== TASK ==
Only the lines from the one containing "What's the underlying" through the end of the material are to be echoed, each exactly as it appears.
━━━━━ GIVEN ENTRIES ━━━━━
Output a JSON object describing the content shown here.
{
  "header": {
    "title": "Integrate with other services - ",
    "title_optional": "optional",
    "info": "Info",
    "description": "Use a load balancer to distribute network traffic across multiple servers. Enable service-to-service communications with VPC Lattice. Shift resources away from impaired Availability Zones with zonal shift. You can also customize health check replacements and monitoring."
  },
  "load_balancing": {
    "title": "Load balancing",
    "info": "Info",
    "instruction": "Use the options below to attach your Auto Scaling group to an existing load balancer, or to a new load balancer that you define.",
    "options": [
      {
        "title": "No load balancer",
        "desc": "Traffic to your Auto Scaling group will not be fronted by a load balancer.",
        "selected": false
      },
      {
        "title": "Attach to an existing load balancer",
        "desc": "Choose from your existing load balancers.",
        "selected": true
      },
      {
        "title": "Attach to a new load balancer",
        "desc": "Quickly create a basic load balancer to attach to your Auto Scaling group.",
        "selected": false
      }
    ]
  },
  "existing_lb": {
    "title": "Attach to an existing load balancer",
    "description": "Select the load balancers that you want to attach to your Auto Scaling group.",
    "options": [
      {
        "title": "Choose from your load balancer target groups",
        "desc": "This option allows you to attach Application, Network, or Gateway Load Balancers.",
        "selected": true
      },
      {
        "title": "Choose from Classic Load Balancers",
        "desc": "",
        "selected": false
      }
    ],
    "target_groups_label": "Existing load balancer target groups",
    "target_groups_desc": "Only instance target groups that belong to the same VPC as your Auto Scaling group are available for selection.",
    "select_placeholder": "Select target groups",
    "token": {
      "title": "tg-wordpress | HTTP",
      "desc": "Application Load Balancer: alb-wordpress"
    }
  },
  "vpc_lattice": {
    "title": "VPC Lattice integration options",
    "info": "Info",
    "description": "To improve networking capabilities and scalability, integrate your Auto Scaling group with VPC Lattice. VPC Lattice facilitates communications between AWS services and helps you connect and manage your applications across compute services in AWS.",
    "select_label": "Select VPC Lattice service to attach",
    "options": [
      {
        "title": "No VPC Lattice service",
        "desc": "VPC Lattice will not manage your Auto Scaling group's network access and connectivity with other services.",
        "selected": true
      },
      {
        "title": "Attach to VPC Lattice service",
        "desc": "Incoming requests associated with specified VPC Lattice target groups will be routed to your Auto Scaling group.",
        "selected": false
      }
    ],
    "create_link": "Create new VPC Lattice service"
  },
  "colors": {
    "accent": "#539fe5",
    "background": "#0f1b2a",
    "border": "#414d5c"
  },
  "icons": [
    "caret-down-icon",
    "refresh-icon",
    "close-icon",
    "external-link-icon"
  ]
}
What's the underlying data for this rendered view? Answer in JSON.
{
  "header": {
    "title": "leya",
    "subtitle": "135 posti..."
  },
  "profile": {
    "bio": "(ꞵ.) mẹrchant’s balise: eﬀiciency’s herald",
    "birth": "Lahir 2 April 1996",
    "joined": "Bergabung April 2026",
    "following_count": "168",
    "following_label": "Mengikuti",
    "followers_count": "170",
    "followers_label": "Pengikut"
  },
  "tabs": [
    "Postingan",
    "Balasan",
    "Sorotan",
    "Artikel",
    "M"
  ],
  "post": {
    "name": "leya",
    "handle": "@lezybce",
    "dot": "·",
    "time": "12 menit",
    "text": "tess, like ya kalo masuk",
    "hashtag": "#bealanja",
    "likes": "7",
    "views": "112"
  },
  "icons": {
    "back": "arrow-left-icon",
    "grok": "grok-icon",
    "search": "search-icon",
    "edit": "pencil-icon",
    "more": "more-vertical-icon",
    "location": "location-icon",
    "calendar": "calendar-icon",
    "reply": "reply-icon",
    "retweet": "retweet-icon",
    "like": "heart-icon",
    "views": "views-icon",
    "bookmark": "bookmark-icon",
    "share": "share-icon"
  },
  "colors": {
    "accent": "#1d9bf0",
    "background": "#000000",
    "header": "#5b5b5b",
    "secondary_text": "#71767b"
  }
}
━━━━━
== SOLUTION TO THIS EXERCISE ==
What's the underlying data for this rendered view? Answer in JSON.
{
  "header": {
    "title": "leya",
    "subtitle": "135 posti..."
  },
  "profile": {
    "bio": "(ꞵ.) mẹrchant’s balise: eﬀiciency’s herald",
    "birth": "Lahir 2 April 1996",
    "joined": "Bergabung April 2026",
    "following_count": "168",
    "following_label": "Mengikuti",
    "followers_count": "170",
    "followers_label": "Pengikut"
  },
  "tabs": [
    "Postingan",
    "Balasan",
    "Sorotan",
    "Artikel",
    "M"
  ],
  "post": {
    "name": "leya",
    "handle": "@lezybce",
    "dot": "·",
    "time": "12 menit",
    "text": "tess, like ya kalo masuk",
    "hashtag": "#bealanja",
    "likes": "7",
    "views": "112"
  },
  "icons": {
    "back": "arrow-left-icon",
    "grok": "grok-icon",
    "search": "search-icon",
    "edit": "pencil-icon",
    "more": "more-vertical-icon",
    "location": "location-icon",
    "calendar": "calendar-icon",
    "reply": "reply-icon",
    "retweet": "retweet-icon",
    "like": "heart-icon",
    "views": "views-icon",
    "bookmark": "bookmark-icon",
    "share": "share-icon"
  },
  "colors": {
    "accent": "#1d9bf0",
    "background": "#000000",
    "header": "#5b5b5b",
    "secondary_text": "#71767b"
  }
}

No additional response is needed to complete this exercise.